> _STATED EXERCISE_
Reproduce the records below exactly as they appear, omitting any pictures they contain.
++++ MATERIAL FOR THIS TASK
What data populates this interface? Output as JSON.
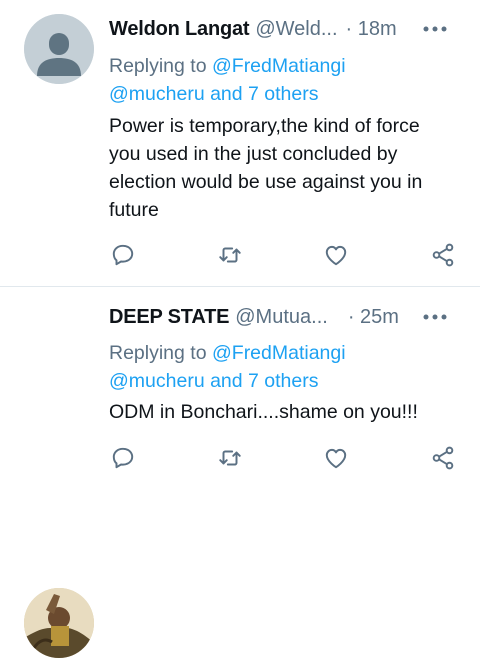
{
  "tweets": [
    {
      "name": "Weldon Langat",
      "handle": "@Weld...",
      "time": "· 18m",
      "replying_prefix": "Replying to ",
      "replying_mention": "@FredMatiangi",
      "replying_line2": "@mucheru and 7 others",
      "text": "Power is temporary,the kind of force you used in the just concluded by election would be use against you in future"
    },
    {
      "name": "DEEP STATE",
      "handle": "@Mutua...",
      "time": "· 25m",
      "replying_prefix": "Replying to ",
      "replying_mention": "@FredMatiangi",
      "replying_line2": "@mucheru and 7 others",
      "text": "ODM in Bonchari....shame on you!!!"
    }
  ],
  "icons": {
    "avatar_default": "default-avatar-icon",
    "more": "more-dots-icon",
    "reply": "reply-bubble-icon",
    "retweet": "retweet-icon",
    "like": "heart-icon",
    "share": "share-icon"
  },
  "colors": {
    "link": "#1da1f2",
    "secondary_text": "#5b7083",
    "primary_text": "#0f1419",
    "divider": "#e1e8ed"
  }
}
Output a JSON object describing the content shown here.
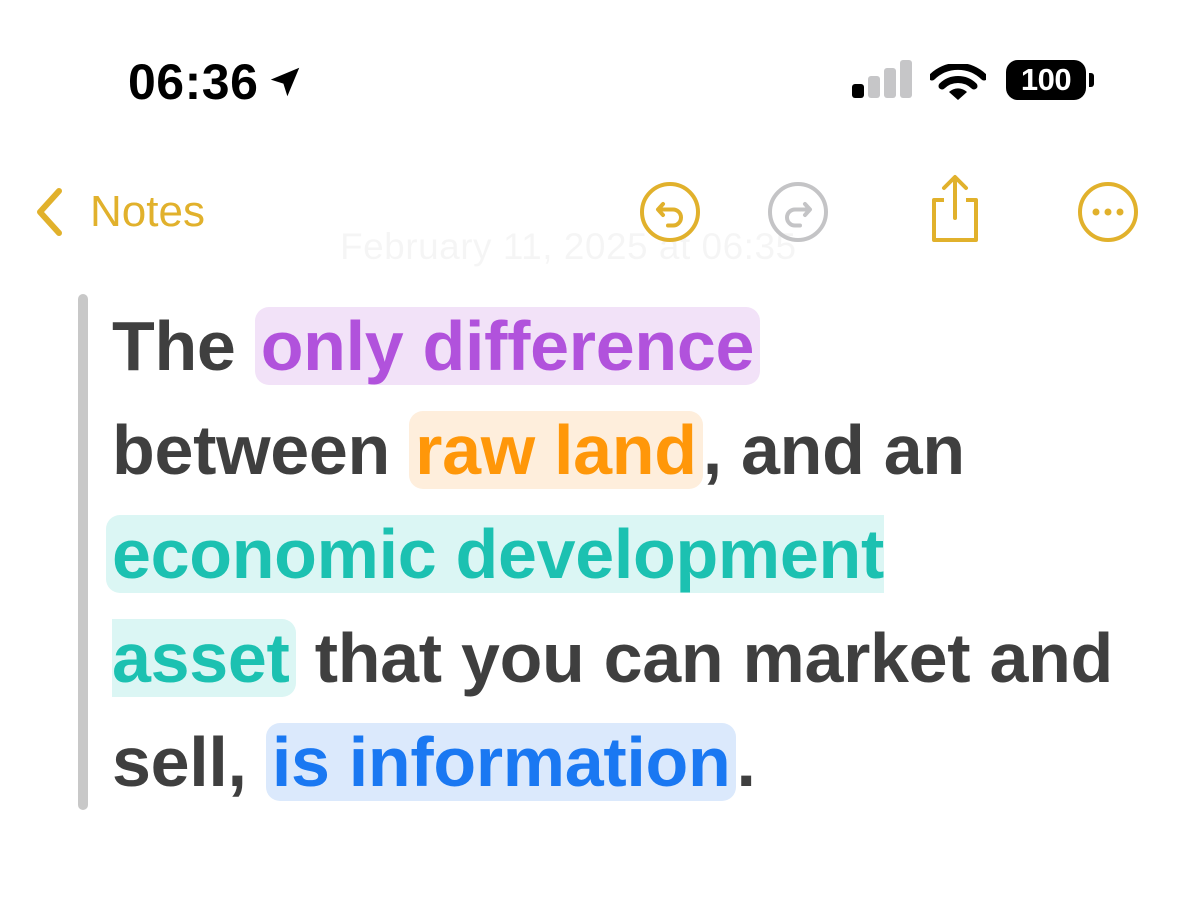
{
  "status_bar": {
    "time": "06:36",
    "battery": "100"
  },
  "nav": {
    "back_label": "Notes",
    "date": "February 11, 2025 at 06:35"
  },
  "note": {
    "segments": [
      {
        "text": "The ",
        "highlight": null
      },
      {
        "text": "only difference",
        "highlight": "purple"
      },
      {
        "text": " between ",
        "highlight": null
      },
      {
        "text": "raw land",
        "highlight": "orange"
      },
      {
        "text": ", and an ",
        "highlight": null
      },
      {
        "text": "economic development asset",
        "highlight": "teal"
      },
      {
        "text": " that you can market and sell, ",
        "highlight": null
      },
      {
        "text": "is information",
        "highlight": "blue"
      },
      {
        "text": ".",
        "highlight": null
      }
    ]
  },
  "colors": {
    "accent": "#e1b12c",
    "body_text": "#3f3f3f",
    "purple_text": "#b152dc",
    "purple_bg": "#f2e2f8",
    "orange_text": "#ff9709",
    "orange_bg": "#feeedc",
    "teal_text": "#1cc1b1",
    "teal_bg": "#dbf6f4",
    "blue_text": "#1a78f2",
    "blue_bg": "#dbe9fc"
  },
  "icons": {
    "location": "location-arrow-icon",
    "signal": "cellular-signal-icon",
    "wifi": "wifi-icon",
    "battery": "battery-icon",
    "back": "chevron-left-icon",
    "undo": "undo-icon",
    "redo": "redo-icon",
    "share": "share-icon",
    "more": "more-icon"
  }
}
++++++++
> _RESPONSE_
What data populates this interface? Output as JSON.
{
  "tweets": [
    {
      "name": "Weldon Langat",
      "handle": "@Weld...",
      "time": "· 18m",
      "replying_prefix": "Replying to ",
      "replying_mention": "@FredMatiangi",
      "replying_line2": "@mucheru and 7 others",
      "text": "Power is temporary,the kind of force you used in the just concluded by election would be use against you in future"
    },
    {
      "name": "DEEP STATE",
      "handle": "@Mutua...",
      "time": "· 25m",
      "replying_prefix": "Replying to ",
      "replying_mention": "@FredMatiangi",
      "replying_line2": "@mucheru and 7 others",
      "text": "ODM in Bonchari....shame on you!!!"
    }
  ],
  "icons": {
    "avatar_default": "default-avatar-icon",
    "more": "more-dots-icon",
    "reply": "reply-bubble-icon",
    "retweet": "retweet-icon",
    "like": "heart-icon",
    "share": "share-icon"
  },
  "colors": {
    "link": "#1da1f2",
    "secondary_text": "#5b7083",
    "primary_text": "#0f1419",
    "divider": "#e1e8ed"
  }
}
Output a JSON object describing the content shown here.
{
  "status_bar": {
    "time": "06:36",
    "battery": "100"
  },
  "nav": {
    "back_label": "Notes",
    "date": "February 11, 2025 at 06:35"
  },
  "note": {
    "segments": [
      {
        "text": "The ",
        "highlight": null
      },
      {
        "text": "only difference",
        "highlight": "purple"
      },
      {
        "text": " between ",
        "highlight": null
      },
      {
        "text": "raw land",
        "highlight": "orange"
      },
      {
        "text": ", and an ",
        "highlight": null
      },
      {
        "text": "economic development asset",
        "highlight": "teal"
      },
      {
        "text": " that you can market and sell, ",
        "highlight": null
      },
      {
        "text": "is information",
        "highlight": "blue"
      },
      {
        "text": ".",
        "highlight": null
      }
    ]
  },
  "colors": {
    "accent": "#e1b12c",
    "body_text": "#3f3f3f",
    "purple_text": "#b152dc",
    "purple_bg": "#f2e2f8",
    "orange_text": "#ff9709",
    "orange_bg": "#feeedc",
    "teal_text": "#1cc1b1",
    "teal_bg": "#dbf6f4",
    "blue_text": "#1a78f2",
    "blue_bg": "#dbe9fc"
  },
  "icons": {
    "location": "location-arrow-icon",
    "signal": "cellular-signal-icon",
    "wifi": "wifi-icon",
    "battery": "battery-icon",
    "back": "chevron-left-icon",
    "undo": "undo-icon",
    "redo": "redo-icon",
    "share": "share-icon",
    "more": "more-icon"
  }
}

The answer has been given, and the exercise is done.